▶ WHAT THE EXERCISE ASKS
Find each line with the string "krusei" and report it.

-------- INPUT MATERIAL --------

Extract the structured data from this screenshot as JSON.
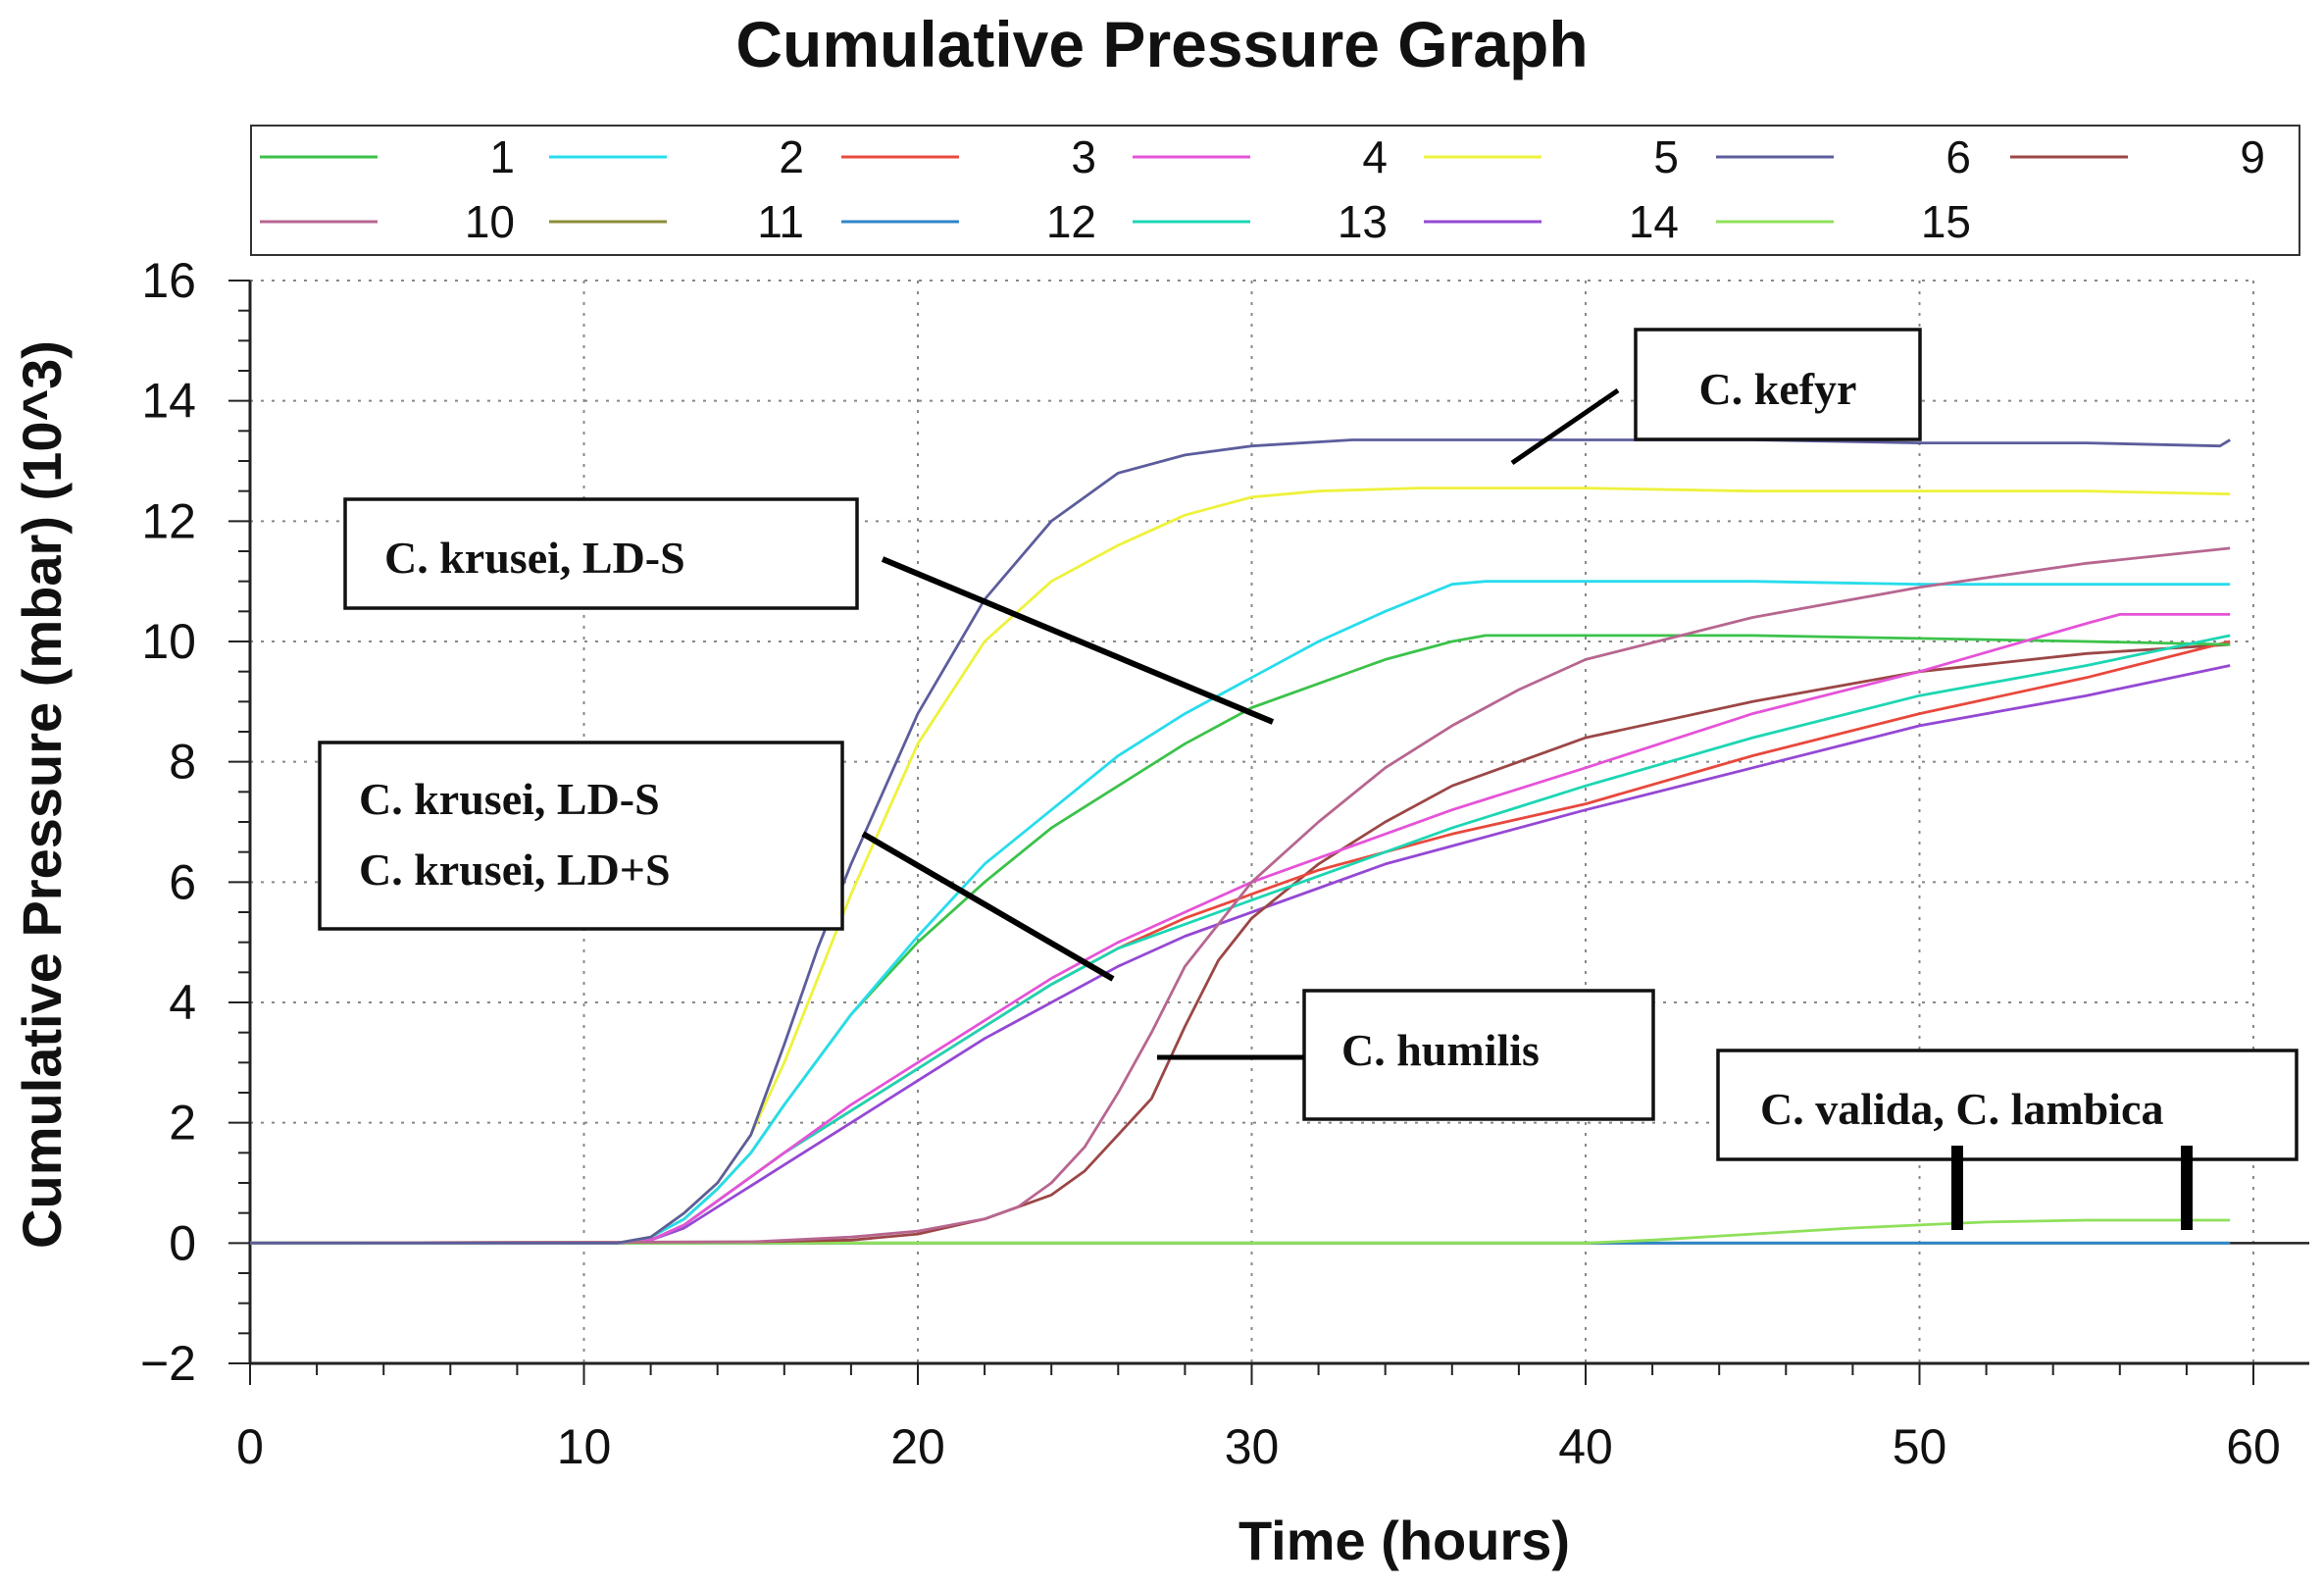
{
  "chart_data": {
    "type": "line",
    "title": "Cumulative Pressure Graph",
    "xlabel": "Time (hours)",
    "ylabel": "Cumulative Pressure (mbar) (10^3)",
    "xlim": [
      0,
      60
    ],
    "ylim": [
      -2,
      16
    ],
    "x_ticks": [
      0,
      10,
      20,
      30,
      40,
      50,
      60
    ],
    "y_ticks": [
      -2,
      0,
      2,
      4,
      6,
      8,
      10,
      12,
      14,
      16
    ],
    "x_tick_labels": [
      "0",
      "10",
      "20",
      "30",
      "40",
      "50",
      "60"
    ],
    "y_tick_labels": [
      "−2",
      "0",
      "2",
      "4",
      "6",
      "8",
      "10",
      "12",
      "14",
      "16"
    ],
    "grid": true,
    "legend_position": "top",
    "series": [
      {
        "name": "1",
        "color": "#3cc24a",
        "points": [
          [
            0,
            0
          ],
          [
            11,
            0
          ],
          [
            12,
            0.1
          ],
          [
            13,
            0.4
          ],
          [
            14,
            0.9
          ],
          [
            15,
            1.5
          ],
          [
            16,
            2.3
          ],
          [
            18,
            3.8
          ],
          [
            20,
            5.0
          ],
          [
            22,
            6.0
          ],
          [
            24,
            6.9
          ],
          [
            26,
            7.6
          ],
          [
            28,
            8.3
          ],
          [
            30,
            8.9
          ],
          [
            32,
            9.3
          ],
          [
            34,
            9.7
          ],
          [
            36,
            10.0
          ],
          [
            37,
            10.1
          ],
          [
            40,
            10.1
          ],
          [
            45,
            10.1
          ],
          [
            50,
            10.05
          ],
          [
            55,
            10.0
          ],
          [
            59.3,
            9.95
          ]
        ]
      },
      {
        "name": "2",
        "color": "#27dcec",
        "points": [
          [
            0,
            0
          ],
          [
            11,
            0
          ],
          [
            12,
            0.1
          ],
          [
            13,
            0.4
          ],
          [
            14,
            0.9
          ],
          [
            15,
            1.5
          ],
          [
            16,
            2.3
          ],
          [
            18,
            3.8
          ],
          [
            20,
            5.1
          ],
          [
            22,
            6.3
          ],
          [
            24,
            7.2
          ],
          [
            26,
            8.1
          ],
          [
            28,
            8.8
          ],
          [
            30,
            9.4
          ],
          [
            32,
            10.0
          ],
          [
            34,
            10.5
          ],
          [
            36,
            10.95
          ],
          [
            37,
            11.0
          ],
          [
            40,
            11.0
          ],
          [
            45,
            11.0
          ],
          [
            50,
            10.95
          ],
          [
            55,
            10.95
          ],
          [
            59.3,
            10.95
          ]
        ]
      },
      {
        "name": "3",
        "color": "#e8483c",
        "points": [
          [
            0,
            0
          ],
          [
            11,
            0
          ],
          [
            12,
            0.05
          ],
          [
            13,
            0.3
          ],
          [
            14,
            0.7
          ],
          [
            16,
            1.5
          ],
          [
            18,
            2.2
          ],
          [
            20,
            2.9
          ],
          [
            22,
            3.6
          ],
          [
            24,
            4.3
          ],
          [
            26,
            4.9
          ],
          [
            28,
            5.4
          ],
          [
            30,
            5.8
          ],
          [
            32,
            6.2
          ],
          [
            34,
            6.5
          ],
          [
            36,
            6.8
          ],
          [
            40,
            7.3
          ],
          [
            45,
            8.1
          ],
          [
            50,
            8.8
          ],
          [
            55,
            9.4
          ],
          [
            59.3,
            10.0
          ]
        ]
      },
      {
        "name": "4",
        "color": "#e553d8",
        "points": [
          [
            0,
            0
          ],
          [
            11,
            0
          ],
          [
            12,
            0.05
          ],
          [
            13,
            0.3
          ],
          [
            14,
            0.7
          ],
          [
            16,
            1.5
          ],
          [
            18,
            2.3
          ],
          [
            20,
            3.0
          ],
          [
            22,
            3.7
          ],
          [
            24,
            4.4
          ],
          [
            26,
            5.0
          ],
          [
            28,
            5.5
          ],
          [
            30,
            6.0
          ],
          [
            32,
            6.4
          ],
          [
            34,
            6.8
          ],
          [
            36,
            7.2
          ],
          [
            40,
            7.9
          ],
          [
            45,
            8.8
          ],
          [
            50,
            9.5
          ],
          [
            55,
            10.3
          ],
          [
            56,
            10.45
          ],
          [
            59.3,
            10.45
          ]
        ]
      },
      {
        "name": "5",
        "color": "#eef23c",
        "points": [
          [
            0,
            0
          ],
          [
            11,
            0
          ],
          [
            12,
            0.1
          ],
          [
            13,
            0.5
          ],
          [
            14,
            1.0
          ],
          [
            15,
            1.8
          ],
          [
            16,
            3.0
          ],
          [
            17,
            4.4
          ],
          [
            18,
            5.8
          ],
          [
            20,
            8.3
          ],
          [
            22,
            10.0
          ],
          [
            24,
            11.0
          ],
          [
            26,
            11.6
          ],
          [
            28,
            12.1
          ],
          [
            30,
            12.4
          ],
          [
            32,
            12.5
          ],
          [
            35,
            12.55
          ],
          [
            40,
            12.55
          ],
          [
            45,
            12.5
          ],
          [
            50,
            12.5
          ],
          [
            55,
            12.5
          ],
          [
            59.3,
            12.45
          ]
        ]
      },
      {
        "name": "6",
        "color": "#5c5d9c",
        "points": [
          [
            0,
            0
          ],
          [
            11,
            0
          ],
          [
            12,
            0.1
          ],
          [
            13,
            0.5
          ],
          [
            14,
            1.0
          ],
          [
            15,
            1.8
          ],
          [
            16,
            3.3
          ],
          [
            17,
            4.9
          ],
          [
            18,
            6.3
          ],
          [
            20,
            8.8
          ],
          [
            22,
            10.7
          ],
          [
            24,
            12.0
          ],
          [
            26,
            12.8
          ],
          [
            28,
            13.1
          ],
          [
            30,
            13.25
          ],
          [
            33,
            13.35
          ],
          [
            40,
            13.35
          ],
          [
            45,
            13.35
          ],
          [
            50,
            13.3
          ],
          [
            55,
            13.3
          ],
          [
            59,
            13.25
          ],
          [
            59.3,
            13.35
          ]
        ]
      },
      {
        "name": "9",
        "color": "#9c4646",
        "points": [
          [
            0,
            0
          ],
          [
            15,
            0.02
          ],
          [
            18,
            0.05
          ],
          [
            20,
            0.15
          ],
          [
            22,
            0.4
          ],
          [
            24,
            0.8
          ],
          [
            25,
            1.2
          ],
          [
            26,
            1.8
          ],
          [
            27,
            2.4
          ],
          [
            28,
            3.6
          ],
          [
            29,
            4.7
          ],
          [
            30,
            5.4
          ],
          [
            32,
            6.3
          ],
          [
            34,
            7.0
          ],
          [
            36,
            7.6
          ],
          [
            38,
            8.0
          ],
          [
            40,
            8.4
          ],
          [
            45,
            9.0
          ],
          [
            50,
            9.5
          ],
          [
            55,
            9.8
          ],
          [
            59.3,
            9.95
          ]
        ]
      },
      {
        "name": "10",
        "color": "#b76690",
        "points": [
          [
            0,
            0
          ],
          [
            15,
            0.02
          ],
          [
            18,
            0.1
          ],
          [
            20,
            0.2
          ],
          [
            22,
            0.4
          ],
          [
            23,
            0.6
          ],
          [
            24,
            1.0
          ],
          [
            25,
            1.6
          ],
          [
            26,
            2.5
          ],
          [
            27,
            3.5
          ],
          [
            28,
            4.6
          ],
          [
            30,
            6.0
          ],
          [
            32,
            7.0
          ],
          [
            34,
            7.9
          ],
          [
            36,
            8.6
          ],
          [
            38,
            9.2
          ],
          [
            40,
            9.7
          ],
          [
            45,
            10.4
          ],
          [
            50,
            10.9
          ],
          [
            55,
            11.3
          ],
          [
            59.3,
            11.55
          ]
        ]
      },
      {
        "name": "11",
        "color": "#8c8c3c",
        "points": [
          [
            0,
            0
          ],
          [
            20,
            0
          ],
          [
            40,
            0
          ],
          [
            59.3,
            0
          ]
        ]
      },
      {
        "name": "12",
        "color": "#2d86c9",
        "points": [
          [
            0,
            0
          ],
          [
            20,
            0
          ],
          [
            40,
            0
          ],
          [
            59.3,
            0
          ]
        ]
      },
      {
        "name": "13",
        "color": "#1cd6b3",
        "points": [
          [
            0,
            0
          ],
          [
            11,
            0
          ],
          [
            12,
            0.05
          ],
          [
            13,
            0.3
          ],
          [
            14,
            0.7
          ],
          [
            16,
            1.5
          ],
          [
            18,
            2.2
          ],
          [
            20,
            2.9
          ],
          [
            22,
            3.6
          ],
          [
            24,
            4.3
          ],
          [
            26,
            4.9
          ],
          [
            28,
            5.3
          ],
          [
            30,
            5.7
          ],
          [
            32,
            6.1
          ],
          [
            34,
            6.5
          ],
          [
            36,
            6.9
          ],
          [
            40,
            7.6
          ],
          [
            45,
            8.4
          ],
          [
            50,
            9.1
          ],
          [
            55,
            9.6
          ],
          [
            59.3,
            10.1
          ]
        ]
      },
      {
        "name": "14",
        "color": "#9548d4",
        "points": [
          [
            0,
            0
          ],
          [
            11,
            0
          ],
          [
            12,
            0.05
          ],
          [
            13,
            0.25
          ],
          [
            14,
            0.6
          ],
          [
            16,
            1.3
          ],
          [
            18,
            2.0
          ],
          [
            20,
            2.7
          ],
          [
            22,
            3.4
          ],
          [
            24,
            4.0
          ],
          [
            26,
            4.6
          ],
          [
            28,
            5.1
          ],
          [
            30,
            5.5
          ],
          [
            32,
            5.9
          ],
          [
            34,
            6.3
          ],
          [
            36,
            6.6
          ],
          [
            40,
            7.2
          ],
          [
            45,
            7.9
          ],
          [
            50,
            8.6
          ],
          [
            55,
            9.1
          ],
          [
            59.3,
            9.6
          ]
        ]
      },
      {
        "name": "15",
        "color": "#8fe05a",
        "points": [
          [
            0,
            0
          ],
          [
            40,
            0
          ],
          [
            42,
            0.05
          ],
          [
            45,
            0.15
          ],
          [
            48,
            0.25
          ],
          [
            50,
            0.3
          ],
          [
            52,
            0.35
          ],
          [
            55,
            0.38
          ],
          [
            59.3,
            0.38
          ]
        ]
      }
    ],
    "annotations": [
      {
        "text": "C. kefyr",
        "lines": [
          "C. kefyr"
        ]
      },
      {
        "text": "C. krusei, LD-S",
        "lines": [
          "C. krusei, LD-S"
        ]
      },
      {
        "text": "C. krusei, LD-S / C. krusei, LD+S",
        "lines": [
          "C. krusei, LD-S",
          "C. krusei, LD+S"
        ]
      },
      {
        "text": "C. humilis",
        "lines": [
          "C. humilis"
        ]
      },
      {
        "text": "C. valida, C. lambica",
        "lines": [
          "C. valida, C. lambica"
        ]
      }
    ]
  }
}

--------

▶ SOLUTION TO THIS TASK
        "text": "C. krusei, LD-S",
          "C. krusei, LD-S"
        "text": "C. krusei, LD-S / C. krusei, LD+S",
          "C. krusei, LD-S",
          "C. krusei, LD+S"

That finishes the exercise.